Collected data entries
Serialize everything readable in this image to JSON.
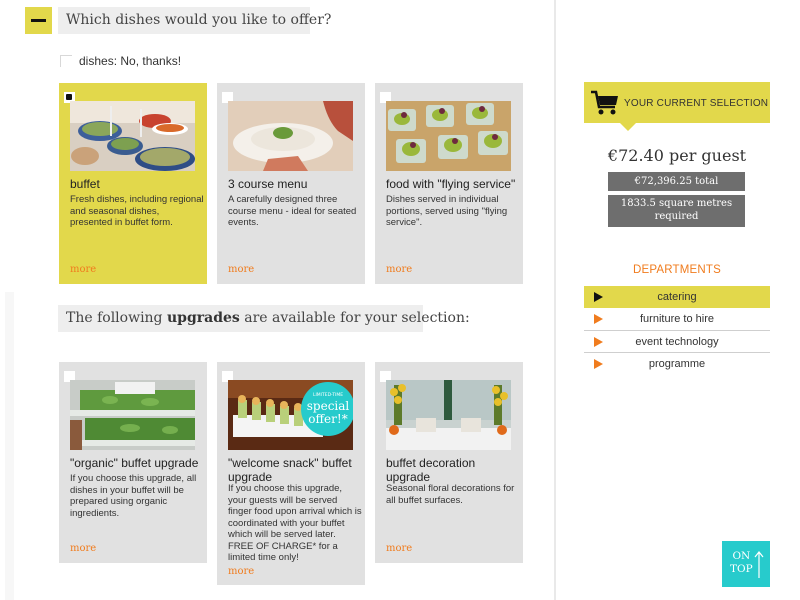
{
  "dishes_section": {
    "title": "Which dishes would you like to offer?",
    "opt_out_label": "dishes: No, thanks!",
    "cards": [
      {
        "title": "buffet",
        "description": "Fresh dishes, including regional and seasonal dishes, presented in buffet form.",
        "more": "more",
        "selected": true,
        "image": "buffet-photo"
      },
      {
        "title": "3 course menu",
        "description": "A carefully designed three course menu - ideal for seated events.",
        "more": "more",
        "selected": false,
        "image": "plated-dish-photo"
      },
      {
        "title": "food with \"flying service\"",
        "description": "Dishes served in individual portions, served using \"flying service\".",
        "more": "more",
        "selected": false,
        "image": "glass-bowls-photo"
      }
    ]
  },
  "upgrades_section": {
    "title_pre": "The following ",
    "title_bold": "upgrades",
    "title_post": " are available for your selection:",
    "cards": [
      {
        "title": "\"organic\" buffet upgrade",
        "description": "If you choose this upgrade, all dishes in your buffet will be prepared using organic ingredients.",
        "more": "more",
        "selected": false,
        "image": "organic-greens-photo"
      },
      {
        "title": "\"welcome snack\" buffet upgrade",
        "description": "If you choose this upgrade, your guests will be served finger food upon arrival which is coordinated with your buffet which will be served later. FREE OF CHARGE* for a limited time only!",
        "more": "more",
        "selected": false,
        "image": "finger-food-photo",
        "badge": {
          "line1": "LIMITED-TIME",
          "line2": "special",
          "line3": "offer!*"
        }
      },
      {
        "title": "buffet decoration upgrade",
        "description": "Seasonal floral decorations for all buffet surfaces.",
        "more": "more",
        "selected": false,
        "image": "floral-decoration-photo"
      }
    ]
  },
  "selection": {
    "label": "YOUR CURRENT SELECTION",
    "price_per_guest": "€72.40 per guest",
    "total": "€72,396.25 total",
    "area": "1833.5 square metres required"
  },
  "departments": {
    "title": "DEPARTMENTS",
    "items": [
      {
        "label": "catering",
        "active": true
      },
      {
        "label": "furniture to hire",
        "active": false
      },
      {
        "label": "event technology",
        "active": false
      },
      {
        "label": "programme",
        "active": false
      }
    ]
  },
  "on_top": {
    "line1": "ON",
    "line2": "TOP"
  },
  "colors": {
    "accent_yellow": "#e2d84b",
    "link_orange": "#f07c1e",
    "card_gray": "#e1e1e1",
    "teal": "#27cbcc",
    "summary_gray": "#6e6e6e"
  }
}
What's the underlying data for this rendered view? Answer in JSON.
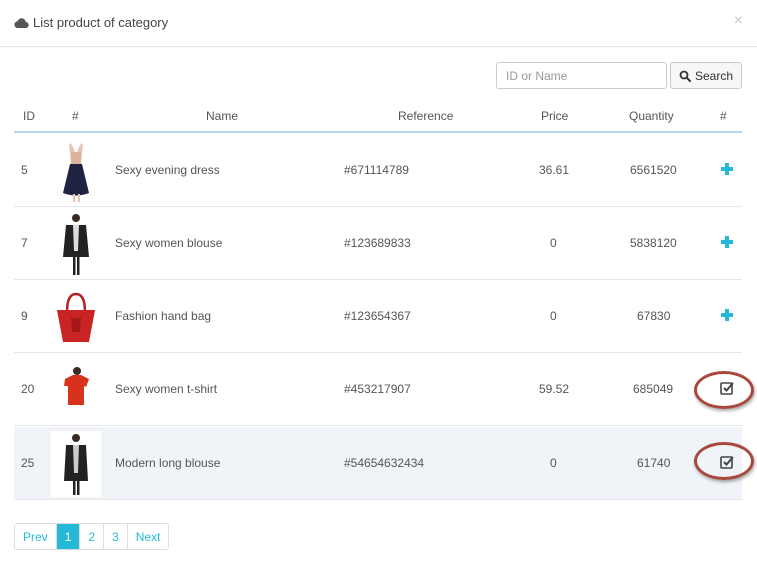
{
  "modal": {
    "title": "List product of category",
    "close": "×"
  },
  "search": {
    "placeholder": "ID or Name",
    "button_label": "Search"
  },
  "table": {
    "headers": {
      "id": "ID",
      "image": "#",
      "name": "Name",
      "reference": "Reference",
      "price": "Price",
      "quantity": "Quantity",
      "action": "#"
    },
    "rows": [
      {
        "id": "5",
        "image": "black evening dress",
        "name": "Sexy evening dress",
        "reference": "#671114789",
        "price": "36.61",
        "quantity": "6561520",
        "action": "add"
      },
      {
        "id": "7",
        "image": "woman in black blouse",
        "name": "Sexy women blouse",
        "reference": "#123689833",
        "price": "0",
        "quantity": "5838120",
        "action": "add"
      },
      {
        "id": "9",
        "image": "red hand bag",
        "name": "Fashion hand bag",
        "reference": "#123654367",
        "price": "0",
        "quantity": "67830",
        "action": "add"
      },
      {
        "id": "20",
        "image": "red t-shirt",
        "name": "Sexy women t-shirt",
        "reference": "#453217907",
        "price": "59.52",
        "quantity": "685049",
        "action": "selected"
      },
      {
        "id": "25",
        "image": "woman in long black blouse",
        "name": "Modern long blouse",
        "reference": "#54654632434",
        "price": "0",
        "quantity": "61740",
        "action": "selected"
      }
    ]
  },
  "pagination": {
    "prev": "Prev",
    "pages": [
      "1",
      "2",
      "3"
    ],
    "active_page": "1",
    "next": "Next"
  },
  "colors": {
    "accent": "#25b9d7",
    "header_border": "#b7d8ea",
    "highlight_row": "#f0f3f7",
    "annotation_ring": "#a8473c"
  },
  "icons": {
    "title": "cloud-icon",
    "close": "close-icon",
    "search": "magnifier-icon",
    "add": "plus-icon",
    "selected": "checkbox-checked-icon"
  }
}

==

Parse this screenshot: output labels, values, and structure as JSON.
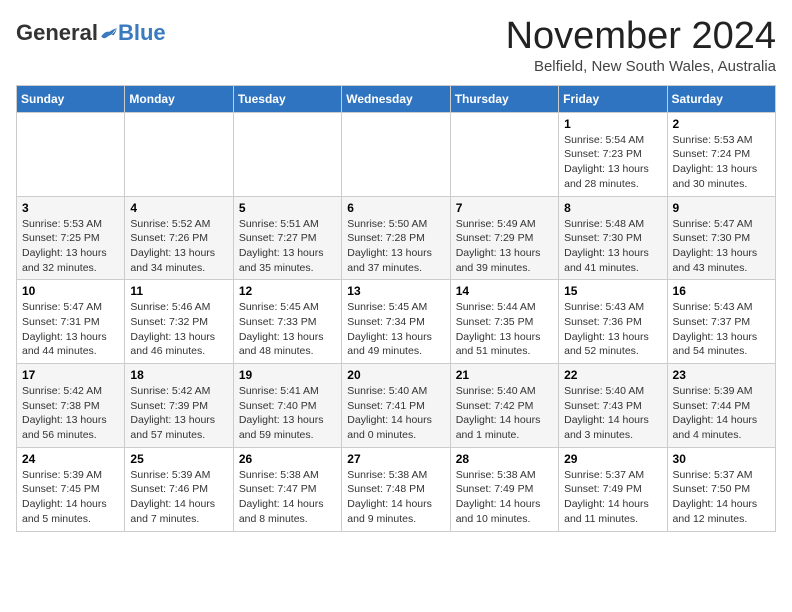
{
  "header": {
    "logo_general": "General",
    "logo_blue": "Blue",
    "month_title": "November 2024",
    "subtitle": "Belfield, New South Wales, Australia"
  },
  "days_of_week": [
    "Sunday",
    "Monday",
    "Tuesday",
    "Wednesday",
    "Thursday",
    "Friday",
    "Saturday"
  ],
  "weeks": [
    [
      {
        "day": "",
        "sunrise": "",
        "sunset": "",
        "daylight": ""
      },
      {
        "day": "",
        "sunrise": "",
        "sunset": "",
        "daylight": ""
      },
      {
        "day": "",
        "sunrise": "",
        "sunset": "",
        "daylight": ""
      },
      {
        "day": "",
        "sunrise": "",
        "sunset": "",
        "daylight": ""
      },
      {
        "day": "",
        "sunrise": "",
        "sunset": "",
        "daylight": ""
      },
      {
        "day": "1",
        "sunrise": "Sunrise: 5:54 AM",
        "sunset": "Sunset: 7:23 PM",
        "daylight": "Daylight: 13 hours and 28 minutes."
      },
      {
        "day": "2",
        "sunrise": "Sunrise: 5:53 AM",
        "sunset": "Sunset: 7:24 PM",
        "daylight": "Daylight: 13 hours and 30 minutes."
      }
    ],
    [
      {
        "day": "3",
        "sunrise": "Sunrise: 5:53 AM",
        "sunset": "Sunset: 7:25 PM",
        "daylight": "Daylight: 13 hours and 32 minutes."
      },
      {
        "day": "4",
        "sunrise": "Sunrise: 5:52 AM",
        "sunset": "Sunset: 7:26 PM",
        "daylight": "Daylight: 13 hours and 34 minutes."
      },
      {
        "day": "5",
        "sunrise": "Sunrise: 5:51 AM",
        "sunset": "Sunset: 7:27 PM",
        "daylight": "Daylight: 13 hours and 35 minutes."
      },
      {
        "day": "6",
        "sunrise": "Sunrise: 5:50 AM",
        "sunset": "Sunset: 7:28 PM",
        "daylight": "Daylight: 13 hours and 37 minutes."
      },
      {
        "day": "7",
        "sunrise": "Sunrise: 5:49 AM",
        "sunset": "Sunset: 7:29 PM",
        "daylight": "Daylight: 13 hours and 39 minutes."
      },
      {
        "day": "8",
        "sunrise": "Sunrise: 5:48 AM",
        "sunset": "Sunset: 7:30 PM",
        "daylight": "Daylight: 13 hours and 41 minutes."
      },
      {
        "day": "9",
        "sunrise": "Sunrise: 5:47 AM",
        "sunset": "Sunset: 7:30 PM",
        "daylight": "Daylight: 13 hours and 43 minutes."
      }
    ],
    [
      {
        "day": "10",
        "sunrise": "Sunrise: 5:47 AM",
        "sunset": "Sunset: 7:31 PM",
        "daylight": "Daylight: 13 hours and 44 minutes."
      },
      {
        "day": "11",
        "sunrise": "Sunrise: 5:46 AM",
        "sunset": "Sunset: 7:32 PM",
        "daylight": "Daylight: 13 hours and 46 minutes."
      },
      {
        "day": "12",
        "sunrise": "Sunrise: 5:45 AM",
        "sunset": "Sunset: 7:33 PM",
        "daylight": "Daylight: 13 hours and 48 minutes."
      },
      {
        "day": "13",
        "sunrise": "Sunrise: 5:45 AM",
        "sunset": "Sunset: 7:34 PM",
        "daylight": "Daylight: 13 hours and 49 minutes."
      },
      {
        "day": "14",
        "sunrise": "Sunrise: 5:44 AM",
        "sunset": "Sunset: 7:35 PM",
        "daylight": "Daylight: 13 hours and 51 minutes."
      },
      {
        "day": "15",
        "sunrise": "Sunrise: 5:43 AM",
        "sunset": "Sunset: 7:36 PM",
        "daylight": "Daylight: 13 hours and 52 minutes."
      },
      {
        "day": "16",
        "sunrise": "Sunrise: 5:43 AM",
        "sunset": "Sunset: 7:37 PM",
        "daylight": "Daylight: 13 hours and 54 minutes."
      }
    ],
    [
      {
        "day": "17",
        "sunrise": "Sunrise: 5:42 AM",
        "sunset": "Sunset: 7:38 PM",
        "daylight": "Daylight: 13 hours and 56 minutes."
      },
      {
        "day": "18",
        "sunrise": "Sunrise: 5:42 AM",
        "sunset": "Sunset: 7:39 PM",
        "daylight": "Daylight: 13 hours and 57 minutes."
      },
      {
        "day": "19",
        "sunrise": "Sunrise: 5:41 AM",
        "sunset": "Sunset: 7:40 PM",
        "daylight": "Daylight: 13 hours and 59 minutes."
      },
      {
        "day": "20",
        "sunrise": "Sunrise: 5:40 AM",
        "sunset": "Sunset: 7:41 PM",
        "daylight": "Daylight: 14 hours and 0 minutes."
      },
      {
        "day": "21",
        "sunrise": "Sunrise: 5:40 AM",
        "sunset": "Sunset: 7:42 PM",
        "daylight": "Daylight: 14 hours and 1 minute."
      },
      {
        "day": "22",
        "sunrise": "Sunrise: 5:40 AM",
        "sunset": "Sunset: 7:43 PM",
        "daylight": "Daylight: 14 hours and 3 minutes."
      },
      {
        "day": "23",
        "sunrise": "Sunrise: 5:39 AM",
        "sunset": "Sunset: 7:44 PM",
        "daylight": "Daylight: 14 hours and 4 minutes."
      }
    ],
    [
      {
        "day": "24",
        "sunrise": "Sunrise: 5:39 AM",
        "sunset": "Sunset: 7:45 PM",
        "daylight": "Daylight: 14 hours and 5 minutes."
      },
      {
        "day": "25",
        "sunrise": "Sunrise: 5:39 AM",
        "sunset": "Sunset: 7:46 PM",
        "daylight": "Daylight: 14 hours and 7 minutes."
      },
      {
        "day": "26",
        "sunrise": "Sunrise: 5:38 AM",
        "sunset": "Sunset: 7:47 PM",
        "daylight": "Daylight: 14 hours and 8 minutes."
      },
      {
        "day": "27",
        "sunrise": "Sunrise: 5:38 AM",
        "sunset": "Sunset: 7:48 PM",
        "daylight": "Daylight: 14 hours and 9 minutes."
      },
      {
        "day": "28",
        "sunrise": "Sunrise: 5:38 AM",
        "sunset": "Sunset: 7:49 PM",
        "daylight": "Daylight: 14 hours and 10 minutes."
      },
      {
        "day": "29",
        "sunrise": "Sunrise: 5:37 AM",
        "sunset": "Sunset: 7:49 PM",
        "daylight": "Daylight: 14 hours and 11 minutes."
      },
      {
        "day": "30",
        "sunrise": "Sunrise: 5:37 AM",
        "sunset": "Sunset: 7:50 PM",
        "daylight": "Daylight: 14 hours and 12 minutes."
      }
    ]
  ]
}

* * *

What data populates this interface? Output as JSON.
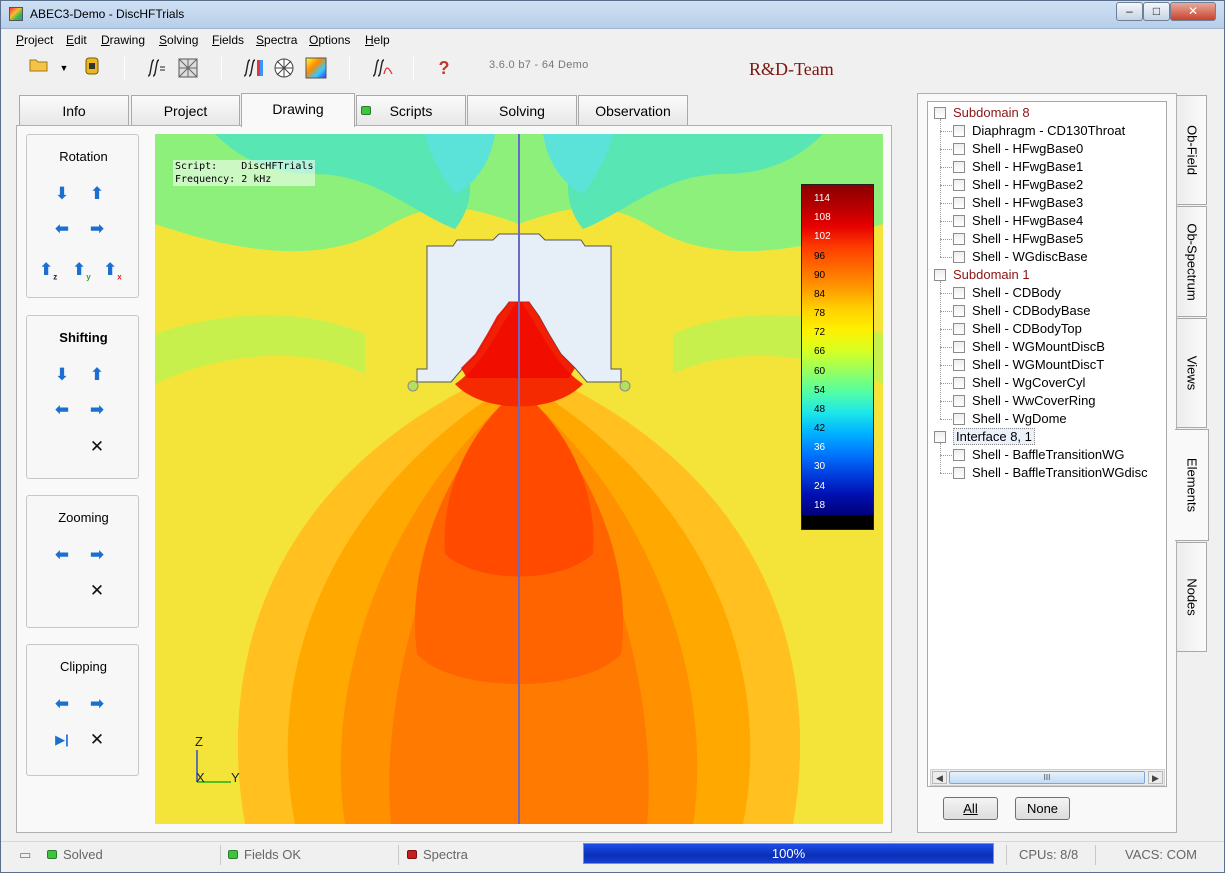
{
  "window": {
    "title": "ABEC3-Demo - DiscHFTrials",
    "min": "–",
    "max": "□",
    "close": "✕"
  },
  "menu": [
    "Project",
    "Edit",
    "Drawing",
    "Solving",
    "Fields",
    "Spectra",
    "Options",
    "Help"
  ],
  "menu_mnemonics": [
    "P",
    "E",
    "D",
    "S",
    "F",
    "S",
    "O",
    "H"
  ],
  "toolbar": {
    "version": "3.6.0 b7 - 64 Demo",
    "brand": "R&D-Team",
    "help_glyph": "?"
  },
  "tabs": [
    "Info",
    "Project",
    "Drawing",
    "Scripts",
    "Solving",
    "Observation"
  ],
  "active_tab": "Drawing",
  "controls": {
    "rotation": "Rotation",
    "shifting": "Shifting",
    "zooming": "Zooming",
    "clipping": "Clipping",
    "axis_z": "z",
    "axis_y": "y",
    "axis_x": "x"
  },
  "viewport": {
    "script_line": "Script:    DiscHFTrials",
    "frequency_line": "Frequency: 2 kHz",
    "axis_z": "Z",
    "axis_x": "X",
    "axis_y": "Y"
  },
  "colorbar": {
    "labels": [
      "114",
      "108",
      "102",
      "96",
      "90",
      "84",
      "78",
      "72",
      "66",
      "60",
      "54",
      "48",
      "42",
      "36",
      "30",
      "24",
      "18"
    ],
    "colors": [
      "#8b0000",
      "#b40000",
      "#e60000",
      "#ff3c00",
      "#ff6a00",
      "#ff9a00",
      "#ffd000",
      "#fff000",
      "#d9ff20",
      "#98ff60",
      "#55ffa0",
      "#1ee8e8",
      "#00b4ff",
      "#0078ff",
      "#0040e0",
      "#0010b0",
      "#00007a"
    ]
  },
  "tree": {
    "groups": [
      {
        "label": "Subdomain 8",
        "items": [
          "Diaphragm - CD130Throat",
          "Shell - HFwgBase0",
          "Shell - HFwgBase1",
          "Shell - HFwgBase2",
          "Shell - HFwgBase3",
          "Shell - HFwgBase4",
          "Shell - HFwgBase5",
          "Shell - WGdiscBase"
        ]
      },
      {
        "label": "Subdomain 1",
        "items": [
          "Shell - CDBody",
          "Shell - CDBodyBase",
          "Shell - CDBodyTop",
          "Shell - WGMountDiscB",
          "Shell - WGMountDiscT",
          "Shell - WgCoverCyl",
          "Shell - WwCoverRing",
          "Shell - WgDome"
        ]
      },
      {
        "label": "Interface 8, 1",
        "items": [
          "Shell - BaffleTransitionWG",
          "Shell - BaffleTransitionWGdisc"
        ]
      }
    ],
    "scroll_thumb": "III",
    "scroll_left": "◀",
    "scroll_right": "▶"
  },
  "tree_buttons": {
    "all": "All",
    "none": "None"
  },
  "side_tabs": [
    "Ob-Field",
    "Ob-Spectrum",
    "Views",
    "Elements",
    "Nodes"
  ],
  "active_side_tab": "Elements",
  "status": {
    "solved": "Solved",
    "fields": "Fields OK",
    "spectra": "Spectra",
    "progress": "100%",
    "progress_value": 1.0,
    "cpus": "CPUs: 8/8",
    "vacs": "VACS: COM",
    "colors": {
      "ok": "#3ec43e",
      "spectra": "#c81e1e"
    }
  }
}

» What this task involves
Copy all lines from the material that contain "choose".

» Complete output
        "description": "If you choose this upgrade, all dishes in your buffet will be prepared using organic ingredients.",
        "description": "If you choose this upgrade, your guests will be served finger food upon arrival which is coordinated with your buffet which will be served later. FREE OF CHARGE* for a limited time only!",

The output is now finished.